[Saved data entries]
- - - -
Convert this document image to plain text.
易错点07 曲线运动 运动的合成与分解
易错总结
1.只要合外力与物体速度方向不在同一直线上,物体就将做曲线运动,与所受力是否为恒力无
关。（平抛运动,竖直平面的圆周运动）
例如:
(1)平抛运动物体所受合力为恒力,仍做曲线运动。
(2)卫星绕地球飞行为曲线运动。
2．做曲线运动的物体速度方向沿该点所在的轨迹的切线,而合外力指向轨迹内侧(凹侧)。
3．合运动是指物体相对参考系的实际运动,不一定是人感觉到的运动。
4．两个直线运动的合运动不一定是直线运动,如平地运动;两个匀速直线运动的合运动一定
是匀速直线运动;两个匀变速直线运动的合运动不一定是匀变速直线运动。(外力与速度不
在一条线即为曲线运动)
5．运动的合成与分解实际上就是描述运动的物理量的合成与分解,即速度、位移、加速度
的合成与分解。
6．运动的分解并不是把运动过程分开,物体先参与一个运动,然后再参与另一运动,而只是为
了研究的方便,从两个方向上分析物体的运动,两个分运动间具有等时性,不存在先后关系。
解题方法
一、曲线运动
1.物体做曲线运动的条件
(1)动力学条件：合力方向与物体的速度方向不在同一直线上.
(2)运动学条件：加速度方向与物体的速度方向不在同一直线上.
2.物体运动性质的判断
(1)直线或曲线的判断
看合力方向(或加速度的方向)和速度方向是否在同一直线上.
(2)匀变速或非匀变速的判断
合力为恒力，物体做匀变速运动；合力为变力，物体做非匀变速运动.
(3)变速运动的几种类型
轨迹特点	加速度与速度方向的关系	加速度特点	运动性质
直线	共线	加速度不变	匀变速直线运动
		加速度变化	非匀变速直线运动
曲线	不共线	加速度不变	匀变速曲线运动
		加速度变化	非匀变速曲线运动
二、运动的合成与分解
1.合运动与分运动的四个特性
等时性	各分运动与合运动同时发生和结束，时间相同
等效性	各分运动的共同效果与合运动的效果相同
- - - -
What you should do =>
Your task is to print all of the records exactly.

Full answer =>
Convert this document image to plain text.
易错点07 曲线运动 运动的合成与分解
易错总结
1.只要合外力与物体速度方向不在同一直线上,物体就将做曲线运动,与所受力是否为恒力无
关。（平抛运动,竖直平面的圆周运动）
例如:
(1)平抛运动物体所受合力为恒力,仍做曲线运动。
(2)卫星绕地球飞行为曲线运动。
2．做曲线运动的物体速度方向沿该点所在的轨迹的切线,而合外力指向轨迹内侧(凹侧)。
3．合运动是指物体相对参考系的实际运动,不一定是人感觉到的运动。
4．两个直线运动的合运动不一定是直线运动,如平地运动;两个匀速直线运动的合运动一定
是匀速直线运动;两个匀变速直线运动的合运动不一定是匀变速直线运动。(外力与速度不
在一条线即为曲线运动)
5．运动的合成与分解实际上就是描述运动的物理量的合成与分解,即速度、位移、加速度
的合成与分解。
6．运动的分解并不是把运动过程分开,物体先参与一个运动,然后再参与另一运动,而只是为
了研究的方便,从两个方向上分析物体的运动,两个分运动间具有等时性,不存在先后关系。
解题方法
一、曲线运动
1.物体做曲线运动的条件
(1)动力学条件：合力方向与物体的速度方向不在同一直线上.
(2)运动学条件：加速度方向与物体的速度方向不在同一直线上.
2.物体运动性质的判断
(1)直线或曲线的判断
看合力方向(或加速度的方向)和速度方向是否在同一直线上.
(2)匀变速或非匀变速的判断
合力为恒力，物体做匀变速运动；合力为变力，物体做非匀变速运动.
(3)变速运动的几种类型
轨迹特点	加速度与速度方向的关系	加速度特点	运动性质
直线	共线	加速度不变	匀变速直线运动
		加速度变化	非匀变速直线运动
曲线	不共线	加速度不变	匀变速曲线运动
		加速度变化	非匀变速曲线运动
二、运动的合成与分解
1.合运动与分运动的四个特性
等时性	各分运动与合运动同时发生和结束，时间相同
等效性	各分运动的共同效果与合运动的效果相同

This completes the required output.